### [TASK DIRECTIONS]
Please reproduce the forum thread below about a husband left out of his workplace Christmas party, word for word and in full.

Goodgrief82 · 13/12/2022 10:19

Op - clearly your husband has raised the issues? Otherwise how else would he know his colleagues thoughts on the matter?

Goodgrief82 · 13/12/2022 10:20

Does he have friends?

AndEverWhoKnew · 13/12/2022 10:22

Your DH needs to ask. He can't expect other people to ask on his behalf - that would make him look like a child.
It could be a simple misunderstanding eg they think DH doesn't drink or socialise for religious reasons; or when DH turned down the company away day there was confusion over his reasoning so they think it applies to every event, etc.
He has to ask the organiser in front of other people eg is everyone invited? or 'I don't want you to think I just didn't turn up without letting you know, I wasn't specifically invited' or 'look, I need to ask is there a reason I'm not invited?' etc. It's much better to face it head on than spend ages worrying about it.

caringcarer · 13/12/2022 10:27

He needs to submit a complaint of bullying. Deliberate exclusion is considered bullying.

JoyBeorge · 13/12/2022 10:29

Beanielou · 13/12/2022 03:52

My husband has told me that for the second year of working for a company that he has not been invited to the Christmas work do. His work comprises of a few smaller teams and the person in charge of one of these teams also works in a pub and arranges the event. My husband and this person speak on a frequent basis and the coordinator has even discussed the party in front of my husband. His work colleagues all can’t understand why he hasnt been invited, they don’t gel personality wise but this man can be hard to get along with.

### [GIVEN ENTRIES]
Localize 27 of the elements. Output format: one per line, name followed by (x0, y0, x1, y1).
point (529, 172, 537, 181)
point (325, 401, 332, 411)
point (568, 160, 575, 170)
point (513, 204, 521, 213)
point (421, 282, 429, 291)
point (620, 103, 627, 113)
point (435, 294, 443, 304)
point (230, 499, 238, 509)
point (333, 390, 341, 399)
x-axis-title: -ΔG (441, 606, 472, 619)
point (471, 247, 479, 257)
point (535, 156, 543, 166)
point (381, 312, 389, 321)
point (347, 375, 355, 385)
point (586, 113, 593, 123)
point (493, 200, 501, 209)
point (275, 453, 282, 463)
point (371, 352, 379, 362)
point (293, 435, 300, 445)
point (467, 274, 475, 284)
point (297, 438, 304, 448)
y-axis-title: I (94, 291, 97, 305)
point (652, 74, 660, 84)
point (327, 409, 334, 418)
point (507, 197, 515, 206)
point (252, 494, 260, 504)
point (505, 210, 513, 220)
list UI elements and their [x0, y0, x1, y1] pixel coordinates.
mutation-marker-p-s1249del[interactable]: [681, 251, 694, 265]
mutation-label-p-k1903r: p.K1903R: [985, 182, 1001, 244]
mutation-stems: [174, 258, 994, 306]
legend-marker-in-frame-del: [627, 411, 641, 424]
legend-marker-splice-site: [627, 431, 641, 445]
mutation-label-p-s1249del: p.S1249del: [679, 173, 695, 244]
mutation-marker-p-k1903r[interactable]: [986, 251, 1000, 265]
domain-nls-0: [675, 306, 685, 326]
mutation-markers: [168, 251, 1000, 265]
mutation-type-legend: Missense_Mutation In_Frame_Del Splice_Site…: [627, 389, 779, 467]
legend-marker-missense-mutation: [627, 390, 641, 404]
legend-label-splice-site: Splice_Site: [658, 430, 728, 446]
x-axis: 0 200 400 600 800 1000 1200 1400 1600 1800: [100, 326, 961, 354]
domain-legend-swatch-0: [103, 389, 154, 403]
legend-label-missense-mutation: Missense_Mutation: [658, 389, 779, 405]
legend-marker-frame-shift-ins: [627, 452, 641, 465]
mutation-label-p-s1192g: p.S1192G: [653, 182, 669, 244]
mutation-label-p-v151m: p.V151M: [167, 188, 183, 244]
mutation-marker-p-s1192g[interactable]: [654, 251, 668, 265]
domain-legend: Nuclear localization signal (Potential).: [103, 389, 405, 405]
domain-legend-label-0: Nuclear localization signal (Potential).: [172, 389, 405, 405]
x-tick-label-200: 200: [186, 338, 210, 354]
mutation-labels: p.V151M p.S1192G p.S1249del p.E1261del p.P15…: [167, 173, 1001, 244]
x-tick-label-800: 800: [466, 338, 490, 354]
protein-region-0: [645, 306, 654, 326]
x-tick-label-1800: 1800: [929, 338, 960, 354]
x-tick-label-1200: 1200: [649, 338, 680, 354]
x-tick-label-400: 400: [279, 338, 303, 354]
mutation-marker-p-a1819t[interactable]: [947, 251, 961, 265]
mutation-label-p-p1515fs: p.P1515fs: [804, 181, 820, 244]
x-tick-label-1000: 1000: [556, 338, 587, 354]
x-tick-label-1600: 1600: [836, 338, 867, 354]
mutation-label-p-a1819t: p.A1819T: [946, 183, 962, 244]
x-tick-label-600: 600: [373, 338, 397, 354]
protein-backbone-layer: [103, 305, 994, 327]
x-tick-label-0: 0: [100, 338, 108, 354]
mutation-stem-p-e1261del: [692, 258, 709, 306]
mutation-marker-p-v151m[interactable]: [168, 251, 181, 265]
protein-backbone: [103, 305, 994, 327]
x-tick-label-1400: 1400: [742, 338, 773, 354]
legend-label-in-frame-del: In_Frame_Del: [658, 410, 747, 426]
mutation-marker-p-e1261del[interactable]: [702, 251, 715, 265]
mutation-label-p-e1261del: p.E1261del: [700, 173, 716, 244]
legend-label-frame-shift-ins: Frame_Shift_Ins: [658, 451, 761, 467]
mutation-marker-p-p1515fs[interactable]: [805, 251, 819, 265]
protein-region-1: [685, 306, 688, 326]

### [ANSWER BOX]
Goodgrief82 · 13/12/2022 10:19

Op - clearly your husband has raised the issues? Otherwise how else would he know his colleagues thoughts on the matter?

Goodgrief82 · 13/12/2022 10:20

Does he have friends?

AndEverWhoKnew · 13/12/2022 10:22

Your DH needs to ask. He can't expect other people to ask on his behalf - that would make him look like a child.
It could be a simple misunderstanding eg they think DH doesn't drink or socialise for religious reasons; or when DH turned down the company away day there was confusion over his reasoning so they think it applies to every event, etc.
He has to ask the organiser in front of other people eg is everyone invited? or 'I don't want you to think I just didn't turn up without letting you know, I wasn't specifically invited' or 'look, I need to ask is there a reason I'm not invited?' etc. It's much better to face it head on than spend ages worrying about it.

caringcarer · 13/12/2022 10:27

He needs to submit a complaint of bullying. Deliberate exclusion is considered bullying.

JoyBeorge · 13/12/2022 10:29

Beanielou · 13/12/2022 03:52

My husband has told me that for the second year of working for a company that he has not been invited to the Christmas work do. His work comprises of a few smaller teams and the person in charge of one of these teams also works in a pub and arranges the event. My husband and this person speak on a frequent basis and the coordinator has even discussed the party in front of my husband. His work colleagues all can’t understand why he hasnt been invited, they don’t gel personality wise but this man can be hard to get along with.